Stored dataset items
⁂
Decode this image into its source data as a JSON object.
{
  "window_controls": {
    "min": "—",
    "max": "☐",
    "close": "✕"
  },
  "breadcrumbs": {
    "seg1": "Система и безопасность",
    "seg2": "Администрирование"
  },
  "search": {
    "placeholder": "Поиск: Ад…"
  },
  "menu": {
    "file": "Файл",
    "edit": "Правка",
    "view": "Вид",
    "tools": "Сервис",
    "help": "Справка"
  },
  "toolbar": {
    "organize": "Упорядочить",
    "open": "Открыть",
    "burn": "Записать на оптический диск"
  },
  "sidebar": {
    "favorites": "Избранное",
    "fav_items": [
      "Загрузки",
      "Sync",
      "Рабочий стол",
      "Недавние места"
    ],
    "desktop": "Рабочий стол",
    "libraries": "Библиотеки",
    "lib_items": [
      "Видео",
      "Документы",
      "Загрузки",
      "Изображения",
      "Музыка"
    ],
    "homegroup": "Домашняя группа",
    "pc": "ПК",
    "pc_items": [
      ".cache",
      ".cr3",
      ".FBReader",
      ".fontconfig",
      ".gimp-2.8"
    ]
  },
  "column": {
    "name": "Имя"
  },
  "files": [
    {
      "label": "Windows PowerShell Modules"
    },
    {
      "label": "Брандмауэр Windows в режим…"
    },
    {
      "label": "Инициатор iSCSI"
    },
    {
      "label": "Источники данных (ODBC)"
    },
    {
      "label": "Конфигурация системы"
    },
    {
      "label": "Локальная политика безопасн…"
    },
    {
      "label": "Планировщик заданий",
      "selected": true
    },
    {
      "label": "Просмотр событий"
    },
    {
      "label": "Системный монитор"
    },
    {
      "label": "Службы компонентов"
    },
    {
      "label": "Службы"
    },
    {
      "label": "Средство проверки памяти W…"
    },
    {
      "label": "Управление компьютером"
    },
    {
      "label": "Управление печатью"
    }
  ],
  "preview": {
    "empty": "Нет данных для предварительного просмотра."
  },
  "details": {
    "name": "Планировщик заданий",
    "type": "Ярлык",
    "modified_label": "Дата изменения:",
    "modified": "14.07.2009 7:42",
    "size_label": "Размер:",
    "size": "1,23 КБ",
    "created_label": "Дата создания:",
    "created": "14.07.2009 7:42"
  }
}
⁂
### [What the task requires]
Which lines above contain the word "Планировщик"? Copy each of them.

### [Output for this exercise]
      "label": "Планировщик заданий",
    "name": "Планировщик заданий",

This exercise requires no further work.